Goal => Output the data below in full, byte for byte. Nothing may differ.

[Records from a data collection]
#####

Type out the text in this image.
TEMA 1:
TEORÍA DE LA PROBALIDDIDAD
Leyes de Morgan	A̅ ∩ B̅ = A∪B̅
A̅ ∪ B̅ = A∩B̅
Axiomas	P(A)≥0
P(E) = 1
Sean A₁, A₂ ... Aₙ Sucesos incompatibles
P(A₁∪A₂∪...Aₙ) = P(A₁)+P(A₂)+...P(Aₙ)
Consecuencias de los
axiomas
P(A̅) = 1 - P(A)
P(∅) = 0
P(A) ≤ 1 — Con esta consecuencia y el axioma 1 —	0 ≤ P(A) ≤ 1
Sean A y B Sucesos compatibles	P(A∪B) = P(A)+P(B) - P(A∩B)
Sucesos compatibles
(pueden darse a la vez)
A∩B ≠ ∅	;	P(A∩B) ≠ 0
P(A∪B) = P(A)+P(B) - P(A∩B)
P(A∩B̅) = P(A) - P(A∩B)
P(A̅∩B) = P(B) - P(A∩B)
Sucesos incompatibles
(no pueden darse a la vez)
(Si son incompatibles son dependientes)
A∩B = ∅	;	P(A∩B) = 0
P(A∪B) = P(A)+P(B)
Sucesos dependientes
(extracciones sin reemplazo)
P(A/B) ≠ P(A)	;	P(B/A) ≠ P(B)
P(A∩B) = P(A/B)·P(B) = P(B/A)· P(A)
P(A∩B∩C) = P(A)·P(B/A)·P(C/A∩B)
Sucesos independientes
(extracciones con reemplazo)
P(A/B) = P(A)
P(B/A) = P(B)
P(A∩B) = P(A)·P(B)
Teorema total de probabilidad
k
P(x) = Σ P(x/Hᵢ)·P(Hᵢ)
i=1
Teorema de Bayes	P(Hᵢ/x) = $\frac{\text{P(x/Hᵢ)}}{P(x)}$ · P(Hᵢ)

#####

Response =>
Type out the text in this image.
TEMA 1:
TEORÍA DE LA PROBALIDDIDAD
Leyes de Morgan	A̅ ∩ B̅ = A∪B̅
A̅ ∪ B̅ = A∩B̅
Axiomas	P(A)≥0
P(E) = 1
Sean A₁, A₂ ... Aₙ Sucesos incompatibles
P(A₁∪A₂∪...Aₙ) = P(A₁)+P(A₂)+...P(Aₙ)
Consecuencias de los
axiomas
P(A̅) = 1 - P(A)
P(∅) = 0
P(A) ≤ 1 — Con esta consecuencia y el axioma 1 —	0 ≤ P(A) ≤ 1
Sean A y B Sucesos compatibles	P(A∪B) = P(A)+P(B) - P(A∩B)
Sucesos compatibles
(pueden darse a la vez)
A∩B ≠ ∅	;	P(A∩B) ≠ 0
P(A∪B) = P(A)+P(B) - P(A∩B)
P(A∩B̅) = P(A) - P(A∩B)
P(A̅∩B) = P(B) - P(A∩B)
Sucesos incompatibles
(no pueden darse a la vez)
(Si son incompatibles son dependientes)
A∩B = ∅	;	P(A∩B) = 0
P(A∪B) = P(A)+P(B)
Sucesos dependientes
(extracciones sin reemplazo)
P(A/B) ≠ P(A)	;	P(B/A) ≠ P(B)
P(A∩B) = P(A/B)·P(B) = P(B/A)· P(A)
P(A∩B∩C) = P(A)·P(B/A)·P(C/A∩B)
Sucesos independientes
(extracciones con reemplazo)
P(A/B) = P(A)
P(B/A) = P(B)
P(A∩B) = P(A)·P(B)
Teorema total de probabilidad
k
P(x) = Σ P(x/Hᵢ)·P(Hᵢ)
i=1
Teorema de Bayes	P(Hᵢ/x) = $\frac{\text{P(x/Hᵢ)}}{P(x)}$ · P(Hᵢ)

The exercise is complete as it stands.